Write out all records as given; omit images.

*** EXCERPTED DATA

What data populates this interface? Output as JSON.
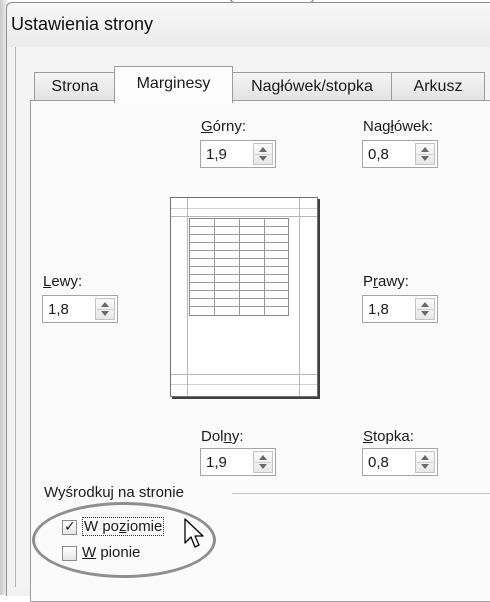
{
  "dialog": {
    "title": "Ustawienia strony"
  },
  "tabs": [
    {
      "label": "Strona",
      "active": false
    },
    {
      "label": "Marginesy",
      "active": true
    },
    {
      "label": "Nagłówek/stopka",
      "active": false
    },
    {
      "label": "Arkusz",
      "active": false
    }
  ],
  "margins": {
    "top": {
      "label_pre": "",
      "label_key": "G",
      "label_post": "órny:",
      "value": "1,9"
    },
    "header": {
      "label_pre": "Nag",
      "label_key": "ł",
      "label_post": "ówek:",
      "value": "0,8"
    },
    "left": {
      "label_pre": "",
      "label_key": "L",
      "label_post": "ewy:",
      "value": "1,8"
    },
    "right": {
      "label_pre": "P",
      "label_key": "r",
      "label_post": "awy:",
      "value": "1,8"
    },
    "bottom": {
      "label_pre": "Dol",
      "label_key": "n",
      "label_post": "y:",
      "value": "1,9"
    },
    "footer": {
      "label_pre": "",
      "label_key": "S",
      "label_post": "topka:",
      "value": "0,8"
    }
  },
  "center_group": {
    "title": "Wyśrodkuj na stronie",
    "horizontal": {
      "label_pre": "W po",
      "label_key": "z",
      "label_post": "iomie",
      "checked": true
    },
    "vertical": {
      "label_pre": "",
      "label_key": "W",
      "label_post": " pionie",
      "checked": false
    }
  },
  "icons": {
    "spinner": "spin-arrows-icon",
    "cursor": "mouse-pointer-icon",
    "check": "checkmark-icon"
  },
  "colors": {
    "panel": "#fbfbfb",
    "highlight": "#8e8e8e"
  }
}
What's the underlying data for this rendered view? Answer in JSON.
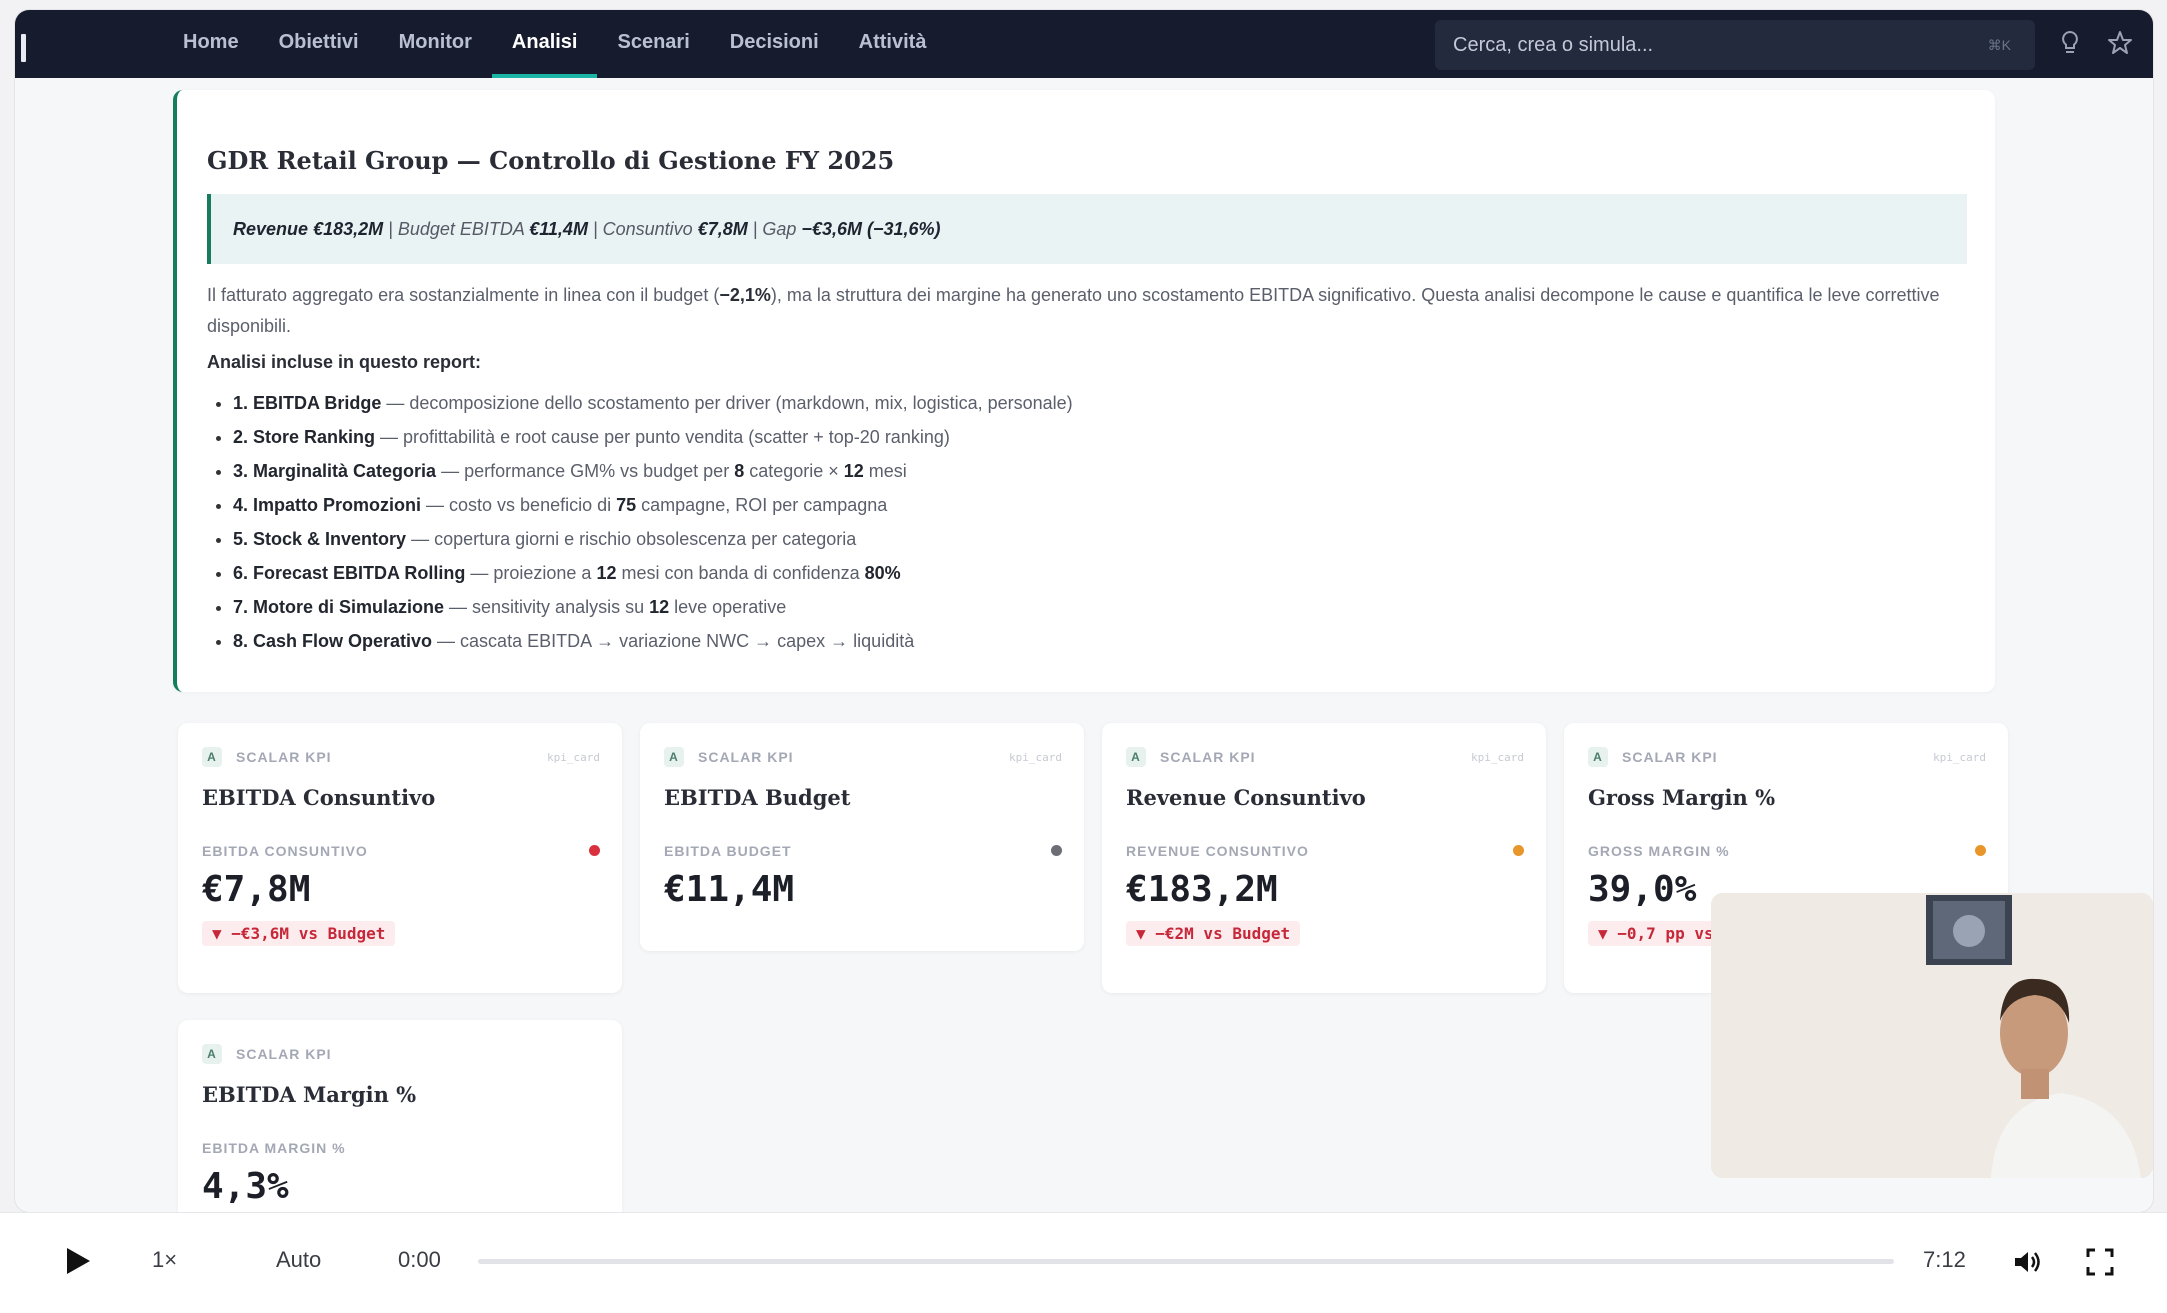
{
  "nav": {
    "items": [
      {
        "label": "Home"
      },
      {
        "label": "Obiettivi"
      },
      {
        "label": "Monitor"
      },
      {
        "label": "Analisi"
      },
      {
        "label": "Scenari"
      },
      {
        "label": "Decisioni"
      },
      {
        "label": "Attività"
      }
    ],
    "active_index": 3,
    "search_placeholder": "Cerca, crea o simula...",
    "search_shortcut": "⌘K",
    "icons": [
      "lightbulb-icon",
      "star-icon"
    ]
  },
  "report": {
    "title": "GDR Retail Group — Controllo di Gestione FY 2025",
    "summary": {
      "revenue_label": "Revenue",
      "revenue_value": "€183,2M",
      "budget_label": "Budget EBITDA",
      "budget_value": "€11,4M",
      "consuntivo_label": "Consuntivo",
      "consuntivo_value": "€7,8M",
      "gap_label": "Gap",
      "gap_value": "−€3,6M (−31,6%)"
    },
    "paragraph_a": "Il fatturato aggregato era sostanzialmente in linea con il budget (",
    "paragraph_bold": "−2,1%",
    "paragraph_b": "), ma la struttura dei margine ha generato uno scostamento EBITDA significativo. Questa analisi decompone le cause e quantifica le leve correttive disponibili.",
    "analyses_heading": "Analisi incluse in questo report:",
    "analyses": [
      {
        "name": "1. EBITDA Bridge",
        "desc": " — decomposizione dello scostamento per driver (markdown, mix, logistica, personale)"
      },
      {
        "name": "2. Store Ranking",
        "desc": " — profittabilità e root cause per punto vendita (scatter + top-20 ranking)"
      },
      {
        "name": "3. Marginalità Categoria",
        "desc_a": " — performance GM% vs budget per ",
        "n1": "8",
        "desc_b": " categorie × ",
        "n2": "12",
        "desc_c": " mesi"
      },
      {
        "name": "4. Impatto Promozioni",
        "desc_a": " — costo vs beneficio di ",
        "n1": "75",
        "desc_b": " campagne, ROI per campagna"
      },
      {
        "name": "5. Stock & Inventory",
        "desc": " — copertura giorni e rischio obsolescenza per categoria"
      },
      {
        "name": "6. Forecast EBITDA Rolling",
        "desc_a": " — proiezione a ",
        "n1": "12",
        "desc_b": " mesi con banda di confidenza ",
        "n2": "80%"
      },
      {
        "name": "7. Motore di Simulazione",
        "desc_a": " — sensitivity analysis su ",
        "n1": "12",
        "desc_b": " leve operative"
      },
      {
        "name": "8. Cash Flow Operativo",
        "desc": " — cascata EBITDA → variazione NWC → capex → liquidità"
      }
    ]
  },
  "kpis": [
    {
      "badge": "A",
      "tag": "SCALAR KPI",
      "code": "kpi_card",
      "title": "EBITDA Consuntivo",
      "metric": "EBITDA CONSUNTIVO",
      "value": "€7,8M",
      "delta": "▼ −€3,6M vs Budget",
      "status_color": "#d9303e"
    },
    {
      "badge": "A",
      "tag": "SCALAR KPI",
      "code": "kpi_card",
      "title": "EBITDA Budget",
      "metric": "EBITDA BUDGET",
      "value": "€11,4M",
      "delta": "",
      "status_color": "#6b6e75"
    },
    {
      "badge": "A",
      "tag": "SCALAR KPI",
      "code": "kpi_card",
      "title": "Revenue Consuntivo",
      "metric": "REVENUE CONSUNTIVO",
      "value": "€183,2M",
      "delta": "▼ −€2M vs Budget",
      "status_color": "#e8952a"
    },
    {
      "badge": "A",
      "tag": "SCALAR KPI",
      "code": "kpi_card",
      "title": "Gross Margin %",
      "metric": "GROSS MARGIN %",
      "value": "39,0%",
      "delta": "▼ −0,7 pp vs",
      "status_color": "#e8952a"
    },
    {
      "badge": "A",
      "tag": "SCALAR KPI",
      "code": "kpi_card",
      "title": "EBITDA Margin %",
      "metric": "EBITDA MARGIN %",
      "value": "4,3%",
      "delta": "",
      "status_color": ""
    }
  ],
  "player": {
    "speed": "1×",
    "quality": "Auto",
    "current_time": "0:00",
    "duration": "7:12",
    "progress": 0,
    "icons": [
      "play-icon",
      "volume-icon",
      "fullscreen-icon"
    ]
  },
  "colors": {
    "nav_bg": "#161c2d",
    "accent": "#1bb5a6",
    "report_border": "#167c5e",
    "negative": "#c62839"
  }
}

******

# SOLVED EXERCISE
What data populates this interface? Output as JSON.
{
  "dialog": {
    "title": "Ustawienia strony"
  },
  "tabs": [
    {
      "label": "Strona",
      "active": false
    },
    {
      "label": "Marginesy",
      "active": true
    },
    {
      "label": "Nagłówek/stopka",
      "active": false
    },
    {
      "label": "Arkusz",
      "active": false
    }
  ],
  "margins": {
    "top": {
      "label_pre": "",
      "label_key": "G",
      "label_post": "órny:",
      "value": "1,9"
    },
    "header": {
      "label_pre": "Nag",
      "label_key": "ł",
      "label_post": "ówek:",
      "value": "0,8"
    },
    "left": {
      "label_pre": "",
      "label_key": "L",
      "label_post": "ewy:",
      "value": "1,8"
    },
    "right": {
      "label_pre": "P",
      "label_key": "r",
      "label_post": "awy:",
      "value": "1,8"
    },
    "bottom": {
      "label_pre": "Dol",
      "label_key": "n",
      "label_post": "y:",
      "value": "1,9"
    },
    "footer": {
      "label_pre": "",
      "label_key": "S",
      "label_post": "topka:",
      "value": "0,8"
    }
  },
  "center_group": {
    "title": "Wyśrodkuj na stronie",
    "horizontal": {
      "label_pre": "W po",
      "label_key": "z",
      "label_post": "iomie",
      "checked": true
    },
    "vertical": {
      "label_pre": "",
      "label_key": "W",
      "label_post": " pionie",
      "checked": false
    }
  },
  "icons": {
    "spinner": "spin-arrows-icon",
    "cursor": "mouse-pointer-icon",
    "check": "checkmark-icon"
  },
  "colors": {
    "panel": "#fbfbfb",
    "highlight": "#8e8e8e"
  }
}
What's the underlying data for this rendered view? Answer in JSON.
{
  "nav": {
    "items": [
      {
        "label": "Home"
      },
      {
        "label": "Obiettivi"
      },
      {
        "label": "Monitor"
      },
      {
        "label": "Analisi"
      },
      {
        "label": "Scenari"
      },
      {
        "label": "Decisioni"
      },
      {
        "label": "Attività"
      }
    ],
    "active_index": 3,
    "search_placeholder": "Cerca, crea o simula...",
    "search_shortcut": "⌘K",
    "icons": [
      "lightbulb-icon",
      "star-icon"
    ]
  },
  "report": {
    "title": "GDR Retail Group — Controllo di Gestione FY 2025",
    "summary": {
      "revenue_label": "Revenue",
      "revenue_value": "€183,2M",
      "budget_label": "Budget EBITDA",
      "budget_value": "€11,4M",
      "consuntivo_label": "Consuntivo",
      "consuntivo_value": "€7,8M",
      "gap_label": "Gap",
      "gap_value": "−€3,6M (−31,6%)"
    },
    "paragraph_a": "Il fatturato aggregato era sostanzialmente in linea con il budget (",
    "paragraph_bold": "−2,1%",
    "paragraph_b": "), ma la struttura dei margine ha generato uno scostamento EBITDA significativo. Questa analisi decompone le cause e quantifica le leve correttive disponibili.",
    "analyses_heading": "Analisi incluse in questo report:",
    "analyses": [
      {
        "name": "1. EBITDA Bridge",
        "desc": " — decomposizione dello scostamento per driver (markdown, mix, logistica, personale)"
      },
      {
        "name": "2. Store Ranking",
        "desc": " — profittabilità e root cause per punto vendita (scatter + top-20 ranking)"
      },
      {
        "name": "3. Marginalità Categoria",
        "desc_a": " — performance GM% vs budget per ",
        "n1": "8",
        "desc_b": " categorie × ",
        "n2": "12",
        "desc_c": " mesi"
      },
      {
        "name": "4. Impatto Promozioni",
        "desc_a": " — costo vs beneficio di ",
        "n1": "75",
        "desc_b": " campagne, ROI per campagna"
      },
      {
        "name": "5. Stock & Inventory",
        "desc": " — copertura giorni e rischio obsolescenza per categoria"
      },
      {
        "name": "6. Forecast EBITDA Rolling",
        "desc_a": " — proiezione a ",
        "n1": "12",
        "desc_b": " mesi con banda di confidenza ",
        "n2": "80%"
      },
      {
        "name": "7. Motore di Simulazione",
        "desc_a": " — sensitivity analysis su ",
        "n1": "12",
        "desc_b": " leve operative"
      },
      {
        "name": "8. Cash Flow Operativo",
        "desc": " — cascata EBITDA → variazione NWC → capex → liquidità"
      }
    ]
  },
  "kpis": [
    {
      "badge": "A",
      "tag": "SCALAR KPI",
      "code": "kpi_card",
      "title": "EBITDA Consuntivo",
      "metric": "EBITDA CONSUNTIVO",
      "value": "€7,8M",
      "delta": "▼ −€3,6M vs Budget",
      "status_color": "#d9303e"
    },
    {
      "badge": "A",
      "tag": "SCALAR KPI",
      "code": "kpi_card",
      "title": "EBITDA Budget",
      "metric": "EBITDA BUDGET",
      "value": "€11,4M",
      "delta": "",
      "status_color": "#6b6e75"
    },
    {
      "badge": "A",
      "tag": "SCALAR KPI",
      "code": "kpi_card",
      "title": "Revenue Consuntivo",
      "metric": "REVENUE CONSUNTIVO",
      "value": "€183,2M",
      "delta": "▼ −€2M vs Budget",
      "status_color": "#e8952a"
    },
    {
      "badge": "A",
      "tag": "SCALAR KPI",
      "code": "kpi_card",
      "title": "Gross Margin %",
      "metric": "GROSS MARGIN %",
      "value": "39,0%",
      "delta": "▼ −0,7 pp vs",
      "status_color": "#e8952a"
    },
    {
      "badge": "A",
      "tag": "SCALAR KPI",
      "code": "kpi_card",
      "title": "EBITDA Margin %",
      "metric": "EBITDA MARGIN %",
      "value": "4,3%",
      "delta": "",
      "status_color": ""
    }
  ],
  "player": {
    "speed": "1×",
    "quality": "Auto",
    "current_time": "0:00",
    "duration": "7:12",
    "progress": 0,
    "icons": [
      "play-icon",
      "volume-icon",
      "fullscreen-icon"
    ]
  },
  "colors": {
    "nav_bg": "#161c2d",
    "accent": "#1bb5a6",
    "report_border": "#167c5e",
    "negative": "#c62839"
  }
}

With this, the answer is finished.